• Extracted data:
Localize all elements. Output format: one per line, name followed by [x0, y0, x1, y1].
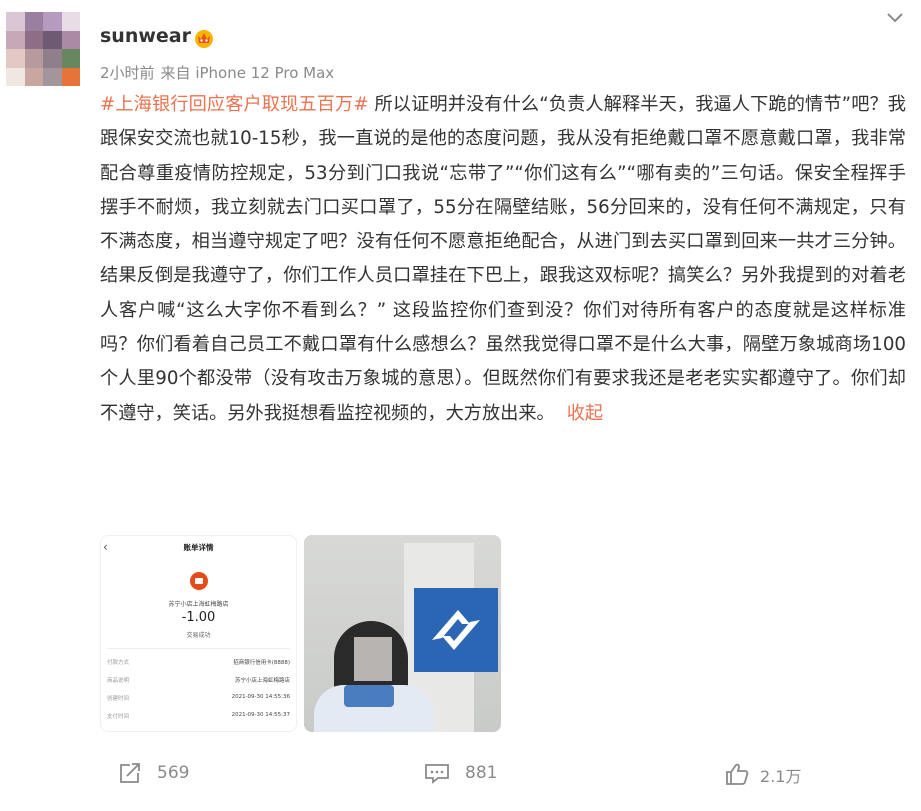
receipt-row-label: 付款方式: [107, 660, 130, 666]
receipt-row-value: 招商银行信用卡(8888): [233, 660, 290, 666]
receipt-status: 交易成功: [186, 632, 211, 639]
vip-crown-icon: [195, 30, 213, 48]
weibo-post-card: sunwear 2小时前 来自 iPhone 12 Pro Max #上海银行回应…: [0, 0, 921, 811]
collapse-link[interactable]: 收起: [567, 403, 603, 424]
receipt-row-label: 支付时间: [107, 714, 130, 720]
post-source: 来自 iPhone 12 Pro Max: [160, 64, 335, 82]
hashtag-link[interactable]: #上海银行回应客户取现五百万#: [100, 94, 369, 115]
thumbs-up-icon: [726, 763, 749, 785]
receipt-row-value: 2021-09-30 14:55:37: [231, 712, 290, 718]
like-button[interactable]: 2.1万: [725, 760, 815, 788]
photo-blurred-face: [354, 637, 392, 681]
receipt-row: 创建时间 2021-09-30 14:55:36: [107, 694, 290, 706]
receipt-row-label: 创建时间: [107, 696, 130, 702]
repost-count: 569: [157, 763, 190, 783]
post-text: #上海银行回应客户取现五百万# 所以证明并没有什么“负责人解释半天，我逼人下跪的…: [100, 88, 906, 431]
receipt-row: 付款方式 招商银行信用卡(8888): [107, 658, 290, 670]
photo-image-thumbnail[interactable]: [304, 535, 501, 732]
receipt-row: 支付时间 2021-09-30 14:55:37: [107, 712, 290, 724]
receipt-row: 商品说明 苏宁小店上海虹梅路店: [107, 676, 290, 688]
receipt-row-label: 商品说明: [107, 678, 130, 684]
post-body: 所以证明并没有什么“负责人解释半天，我逼人下跪的情节”吧？我跟保安交流也就10-…: [100, 94, 906, 424]
receipt-title: 账单详情: [183, 543, 214, 552]
chevron-down-icon[interactable]: [885, 10, 905, 26]
comment-icon: [425, 764, 449, 784]
post-meta: 2小时前 来自 iPhone 12 Pro Max: [100, 62, 334, 83]
repost-button[interactable]: 569: [118, 760, 208, 788]
receipt-divider: [107, 648, 290, 649]
username[interactable]: sunwear: [100, 25, 191, 47]
repost-icon: [120, 763, 140, 783]
receipt-row-value: 苏宁小店上海虹梅路店: [234, 678, 290, 684]
receipt-row-value: 2021-09-30 14:55:36: [231, 694, 290, 700]
receipt-store: 苏宁小店上海虹梅路店: [168, 601, 229, 608]
comment-count: 881: [465, 763, 498, 783]
photo-person-scarf: [344, 685, 394, 707]
comment-button[interactable]: 881: [424, 760, 514, 788]
receipt-image-thumbnail[interactable]: ‹ 账单详情 苏宁小店上海虹梅路店 -1.00 交易成功 付款方式 招商银行信用…: [100, 535, 297, 732]
like-count: 2.1万: [760, 767, 802, 786]
receipt-amount: -1.00: [181, 610, 216, 625]
store-logo-icon: [190, 572, 208, 590]
avatar[interactable]: [6, 12, 80, 86]
bank-logo-sign: [414, 588, 498, 672]
post-time[interactable]: 2小时前: [100, 64, 155, 82]
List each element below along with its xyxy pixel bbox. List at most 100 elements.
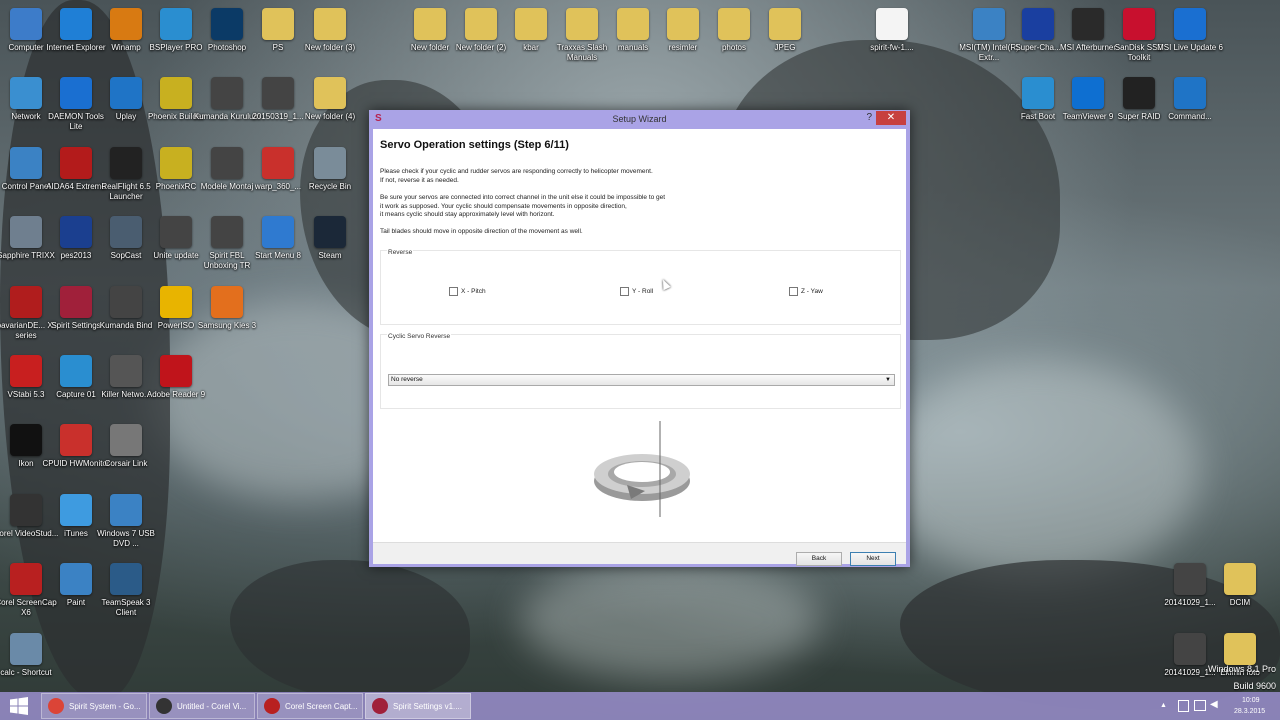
checkbox-label: X - Pitch bbox=[461, 288, 486, 295]
checkbox-label: Z - Yaw bbox=[801, 288, 823, 295]
desktop-icon[interactable]: New folder (3) bbox=[295, 8, 365, 53]
show-hidden-icons-icon[interactable]: ▲ bbox=[1160, 702, 1167, 709]
clock-time[interactable]: 10:09 bbox=[1242, 697, 1260, 704]
help-button[interactable]: ? bbox=[866, 112, 872, 123]
intro-line: If not, reverse it as needed. bbox=[380, 176, 459, 184]
realflight-icon bbox=[110, 147, 142, 179]
desktop-icon[interactable]: Windows 7 USB DVD ... bbox=[91, 494, 161, 549]
x-pitch-checkbox[interactable]: X - Pitch bbox=[449, 287, 486, 296]
sandisk-icon bbox=[1123, 8, 1155, 40]
checkbox-box[interactable] bbox=[620, 287, 629, 296]
taskbar-item[interactable]: Untitled - Corel Vi... bbox=[149, 693, 255, 719]
desktop-icon-label: TeamSpeak 3 Client bbox=[101, 598, 151, 617]
intro-line: Please check if your cyclic and rudder s… bbox=[380, 168, 653, 175]
clock-date[interactable]: 28.3.2015 bbox=[1234, 708, 1265, 715]
tail-paragraph: Tail blades should move in opposite dire… bbox=[380, 228, 583, 235]
folder-icon bbox=[314, 8, 346, 40]
desktop-icon[interactable]: Corsair Link bbox=[91, 424, 161, 469]
z-yaw-checkbox[interactable]: Z - Yaw bbox=[789, 287, 823, 296]
reverse-group: Reverse X - Pitch Y - Roll Z - Yaw bbox=[380, 249, 901, 325]
next-button[interactable]: Next bbox=[850, 552, 896, 566]
chevron-down-icon[interactable]: ▼ bbox=[885, 375, 891, 385]
video-file-icon bbox=[160, 216, 192, 248]
desktop-icon[interactable]: DCIM bbox=[1205, 563, 1275, 608]
folder-icon bbox=[617, 8, 649, 40]
folder-icon bbox=[769, 8, 801, 40]
checkbox-box[interactable] bbox=[449, 287, 458, 296]
cyclic-reverse-group: Cyclic Servo Reverse No reverse ▼ bbox=[380, 333, 901, 409]
cyclic-reverse-select[interactable]: No reverse ▼ bbox=[388, 374, 895, 386]
folder-icon bbox=[667, 8, 699, 40]
desktop-icon-label: JPEG bbox=[774, 43, 796, 52]
chrome-icon bbox=[48, 698, 64, 714]
intro-paragraph: Please check if your cyclic and rudder s… bbox=[380, 168, 653, 185]
msi-live-icon bbox=[1174, 8, 1206, 40]
channel-line: it work as supposed. Your cyclic should … bbox=[380, 202, 627, 210]
desktop-icon[interactable]: TeamSpeak 3 Client bbox=[91, 563, 161, 618]
checkbox-label: Y - Roll bbox=[632, 288, 654, 295]
taskbar-item[interactable]: Corel Screen Capt... bbox=[257, 693, 363, 719]
taskbar-item[interactable]: Spirit System - Go... bbox=[41, 693, 147, 719]
start-button[interactable] bbox=[0, 692, 38, 720]
checkbox-box[interactable] bbox=[789, 287, 798, 296]
corel-video-icon bbox=[156, 698, 172, 714]
video-file-icon bbox=[1174, 563, 1206, 595]
desktop-icon-label: Windows 7 USB DVD ... bbox=[97, 529, 155, 548]
super-raid-icon bbox=[1123, 77, 1155, 109]
bsplayer-icon bbox=[160, 8, 192, 40]
network-icon[interactable] bbox=[1194, 700, 1206, 711]
desktop-icon[interactable]: MSI Live Update 6 bbox=[1155, 8, 1225, 53]
desktop-icon[interactable]: New folder (4) bbox=[295, 77, 365, 122]
taskbar-item-label: Untitled - Corel Vi... bbox=[177, 701, 247, 711]
daemon-tools-icon bbox=[60, 77, 92, 109]
folder-icon bbox=[1224, 633, 1256, 665]
desktop-icon[interactable]: Command... bbox=[1155, 77, 1225, 122]
folder-icon bbox=[718, 8, 750, 40]
folder-icon bbox=[314, 77, 346, 109]
desktop-icon[interactable]: JPEG bbox=[750, 8, 820, 53]
desktop-icon[interactable]: Steam bbox=[295, 216, 365, 261]
window-titlebar[interactable]: S Setup Wizard ? ✕ bbox=[369, 110, 910, 128]
taskbar-item[interactable]: Spirit Settings v1.... bbox=[365, 693, 471, 719]
desktop-icon[interactable]: Recycle Bin bbox=[295, 147, 365, 192]
desktop-icon[interactable]: calc - Shortcut bbox=[0, 633, 61, 678]
super-charger-icon bbox=[1022, 8, 1054, 40]
windows-version-watermark: Windows 8.1 Pro bbox=[1207, 664, 1276, 674]
phoenix-icon bbox=[160, 77, 192, 109]
screencap-icon bbox=[264, 698, 280, 714]
phoenix-icon bbox=[160, 147, 192, 179]
flag-icon[interactable] bbox=[1178, 700, 1189, 712]
windows-logo-icon bbox=[10, 697, 28, 715]
channel-line: it means cyclic should stay approximatel… bbox=[380, 211, 555, 218]
teamviewer-icon bbox=[1072, 77, 1104, 109]
step-heading: Servo Operation settings (Step 6/11) bbox=[380, 139, 569, 151]
desktop-icon-label: Command... bbox=[1168, 112, 1212, 121]
pes-icon bbox=[60, 216, 92, 248]
close-button[interactable]: ✕ bbox=[876, 111, 906, 125]
calculator-icon bbox=[10, 633, 42, 665]
sapphire-icon bbox=[10, 216, 42, 248]
bavarian-icon bbox=[10, 286, 42, 318]
folder-icon bbox=[515, 8, 547, 40]
vstabi-icon bbox=[10, 355, 42, 387]
desktop-icon[interactable]: Adobe Reader 9 bbox=[141, 355, 211, 400]
desktop-icon[interactable]: spirit-fw-1.... bbox=[857, 8, 927, 53]
window-title: Setup Wizard bbox=[612, 114, 667, 124]
select-value: No reverse bbox=[391, 376, 423, 383]
cpuid-icon bbox=[60, 424, 92, 456]
desktop-icon-label: spirit-fw-1.... bbox=[870, 43, 914, 52]
taskbar-item-label: Spirit Settings v1.... bbox=[393, 701, 462, 711]
reverse-group-label: Reverse bbox=[387, 249, 414, 256]
y-roll-checkbox[interactable]: Y - Roll bbox=[620, 287, 653, 296]
channel-line: Be sure your servos are connected into c… bbox=[380, 194, 666, 201]
sopcast-icon bbox=[110, 216, 142, 248]
video-file-icon bbox=[211, 216, 243, 248]
computer-icon bbox=[10, 8, 42, 40]
volume-icon[interactable]: ◀ bbox=[1210, 699, 1218, 710]
folder-icon bbox=[566, 8, 598, 40]
back-button[interactable]: Back bbox=[796, 552, 842, 566]
desktop-icon[interactable]: Samsung Kies 3 bbox=[192, 286, 262, 331]
cyclic-group-label: Cyclic Servo Reverse bbox=[387, 333, 452, 340]
fast-boot-icon bbox=[1022, 77, 1054, 109]
file-icon bbox=[876, 8, 908, 40]
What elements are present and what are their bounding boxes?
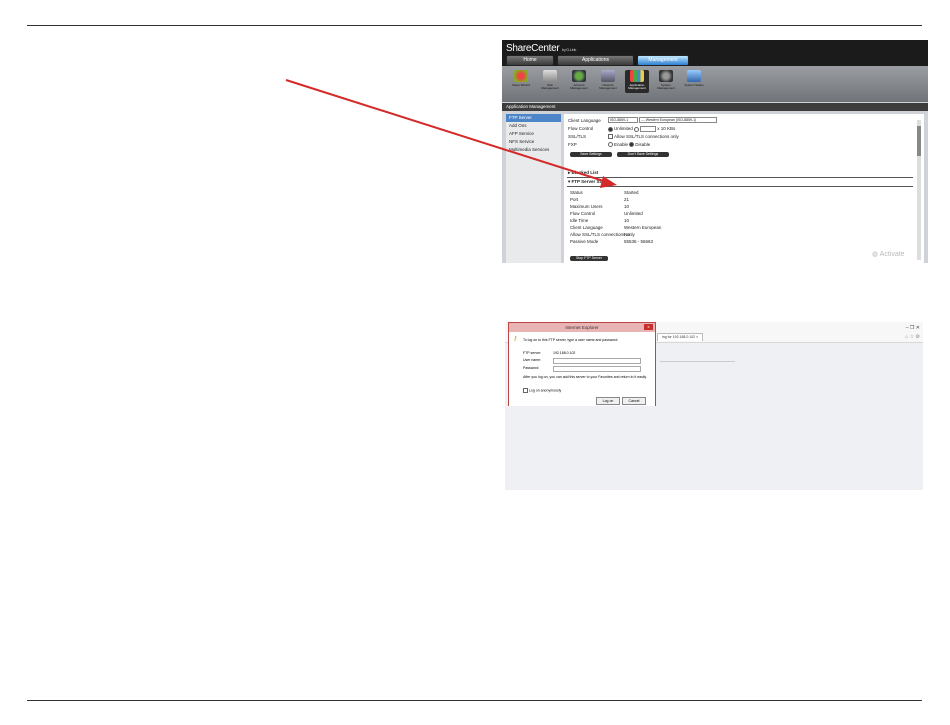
arrow-line xyxy=(285,79,611,184)
callout-arrow xyxy=(285,79,617,188)
arrow-head xyxy=(600,176,617,188)
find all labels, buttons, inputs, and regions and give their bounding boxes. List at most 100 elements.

• The problem: Write out the records word for word, starting with the line that contains "arrow-line xyxy=(285,79,611,184)" and running through the end of the records.

• Exercise solution:
arrow-line xyxy=(285,79,611,184)
callout-arrow xyxy=(285,79,617,188)
arrow-head xyxy=(600,176,617,188)
find all labels, buttons, inputs, and regions and give their bounding boxes. List at most 100 elements.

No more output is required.